Information given:
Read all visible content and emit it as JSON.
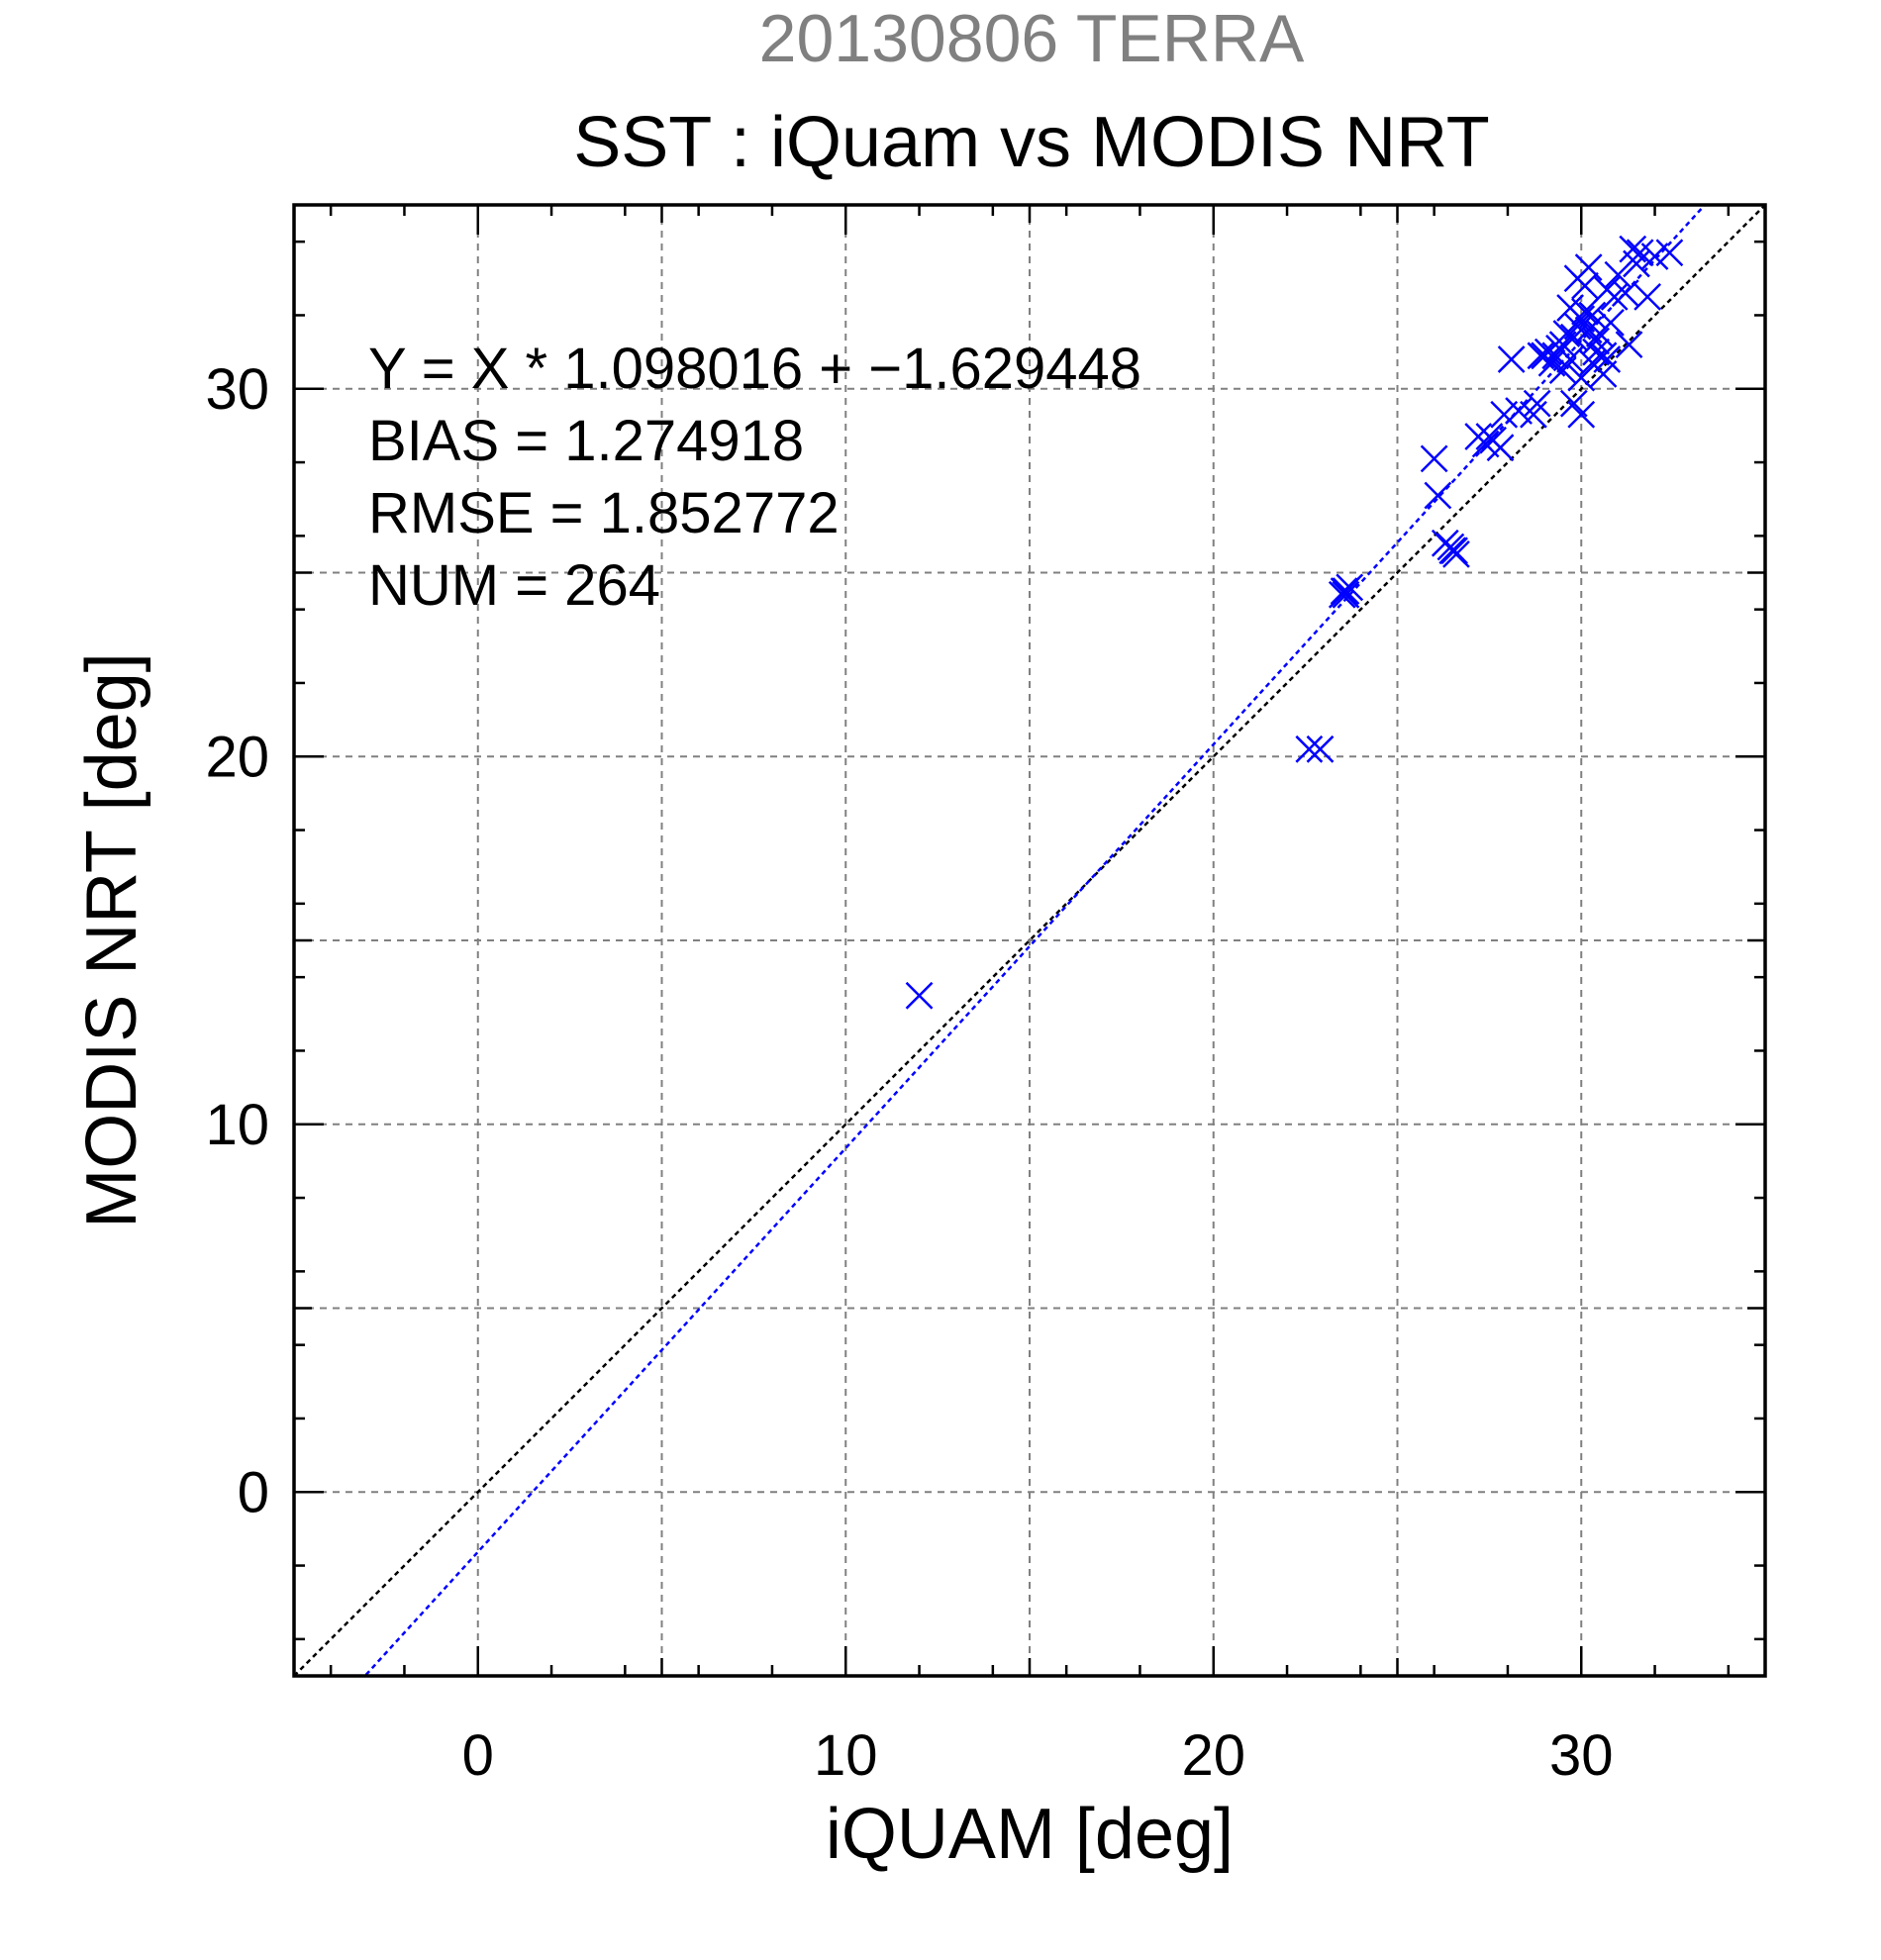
{
  "chart_data": {
    "type": "scatter",
    "supertitle": "20130806 TERRA",
    "title": "SST : iQuam vs MODIS NRT",
    "xlabel": "iQUAM [deg]",
    "ylabel": "MODIS NRT [deg]",
    "xlim": [
      -5,
      35
    ],
    "ylim": [
      -5,
      35
    ],
    "xticks": [
      0,
      10,
      20,
      30
    ],
    "yticks": [
      0,
      10,
      20,
      30
    ],
    "grid": true,
    "stats": [
      "Y = X * 1.098016 + −1.629448",
      "BIAS = 1.274918",
      "RMSE = 1.852772",
      "NUM = 264"
    ],
    "regression": {
      "slope": 1.098016,
      "intercept": -1.629448
    },
    "colors": {
      "points": "#0000ff",
      "fit_line": "#0000ff",
      "identity_line": "#000000",
      "grid": "#808080",
      "supertitle": "#808080"
    },
    "series": [
      {
        "marker": "x",
        "x": [
          12.0,
          22.6,
          22.9,
          23.5,
          23.6,
          23.7,
          23.6,
          23.55,
          26.0,
          26.1,
          26.3,
          26.5,
          26.6,
          26.45,
          26.55,
          27.2,
          27.4,
          27.5,
          27.6,
          27.8,
          27.9,
          28.1,
          28.3,
          28.7,
          28.8,
          28.9,
          29.0,
          29.1,
          29.2,
          29.3,
          29.4,
          29.5,
          29.6,
          29.7,
          29.8,
          29.9,
          30.0,
          30.1,
          30.2,
          30.3,
          30.4,
          30.5,
          30.6,
          30.7,
          30.8,
          30.9,
          31.0,
          31.2,
          31.4,
          31.6,
          31.8,
          32.0,
          32.4,
          30.0,
          29.8,
          29.5,
          30.3,
          30.6,
          30.1,
          29.9,
          30.2,
          30.4,
          29.7,
          30.0,
          31.3,
          30.7,
          31.5
        ],
        "y": [
          13.5,
          20.2,
          20.2,
          24.4,
          24.5,
          24.6,
          24.4,
          24.5,
          28.1,
          27.1,
          25.8,
          25.6,
          25.5,
          25.7,
          25.6,
          28.7,
          28.5,
          28.7,
          28.6,
          28.4,
          29.3,
          30.8,
          29.4,
          29.3,
          29.6,
          30.9,
          30.9,
          31.0,
          30.7,
          30.9,
          31.1,
          31.2,
          31.5,
          30.8,
          31.4,
          31.7,
          31.9,
          32.1,
          31.6,
          32.0,
          31.3,
          31.5,
          30.9,
          32.7,
          31.8,
          32.5,
          33.1,
          32.6,
          33.8,
          33.7,
          32.5,
          33.6,
          33.7,
          29.3,
          29.6,
          30.5,
          30.7,
          30.4,
          32.8,
          33.0,
          33.3,
          31.0,
          32.2,
          30.3,
          31.2,
          30.8,
          33.4
        ]
      }
    ]
  }
}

What is expected:
Write out the entries above word for word. Do not include the pictures.

Answer to this task:
Read all visible content and emit it as JSON.
{
  "chart_data": {
    "type": "scatter",
    "supertitle": "20130806 TERRA",
    "title": "SST : iQuam vs MODIS NRT",
    "xlabel": "iQUAM [deg]",
    "ylabel": "MODIS NRT [deg]",
    "xlim": [
      -5,
      35
    ],
    "ylim": [
      -5,
      35
    ],
    "xticks": [
      0,
      10,
      20,
      30
    ],
    "yticks": [
      0,
      10,
      20,
      30
    ],
    "grid": true,
    "stats": [
      "Y = X * 1.098016 + −1.629448",
      "BIAS = 1.274918",
      "RMSE = 1.852772",
      "NUM = 264"
    ],
    "regression": {
      "slope": 1.098016,
      "intercept": -1.629448
    },
    "colors": {
      "points": "#0000ff",
      "fit_line": "#0000ff",
      "identity_line": "#000000",
      "grid": "#808080",
      "supertitle": "#808080"
    },
    "series": [
      {
        "marker": "x",
        "x": [
          12.0,
          22.6,
          22.9,
          23.5,
          23.6,
          23.7,
          23.6,
          23.55,
          26.0,
          26.1,
          26.3,
          26.5,
          26.6,
          26.45,
          26.55,
          27.2,
          27.4,
          27.5,
          27.6,
          27.8,
          27.9,
          28.1,
          28.3,
          28.7,
          28.8,
          28.9,
          29.0,
          29.1,
          29.2,
          29.3,
          29.4,
          29.5,
          29.6,
          29.7,
          29.8,
          29.9,
          30.0,
          30.1,
          30.2,
          30.3,
          30.4,
          30.5,
          30.6,
          30.7,
          30.8,
          30.9,
          31.0,
          31.2,
          31.4,
          31.6,
          31.8,
          32.0,
          32.4,
          30.0,
          29.8,
          29.5,
          30.3,
          30.6,
          30.1,
          29.9,
          30.2,
          30.4,
          29.7,
          30.0,
          31.3,
          30.7,
          31.5
        ],
        "y": [
          13.5,
          20.2,
          20.2,
          24.4,
          24.5,
          24.6,
          24.4,
          24.5,
          28.1,
          27.1,
          25.8,
          25.6,
          25.5,
          25.7,
          25.6,
          28.7,
          28.5,
          28.7,
          28.6,
          28.4,
          29.3,
          30.8,
          29.4,
          29.3,
          29.6,
          30.9,
          30.9,
          31.0,
          30.7,
          30.9,
          31.1,
          31.2,
          31.5,
          30.8,
          31.4,
          31.7,
          31.9,
          32.1,
          31.6,
          32.0,
          31.3,
          31.5,
          30.9,
          32.7,
          31.8,
          32.5,
          33.1,
          32.6,
          33.8,
          33.7,
          32.5,
          33.6,
          33.7,
          29.3,
          29.6,
          30.5,
          30.7,
          30.4,
          32.8,
          33.0,
          33.3,
          31.0,
          32.2,
          30.3,
          31.2,
          30.8,
          33.4
        ]
      }
    ]
  }
}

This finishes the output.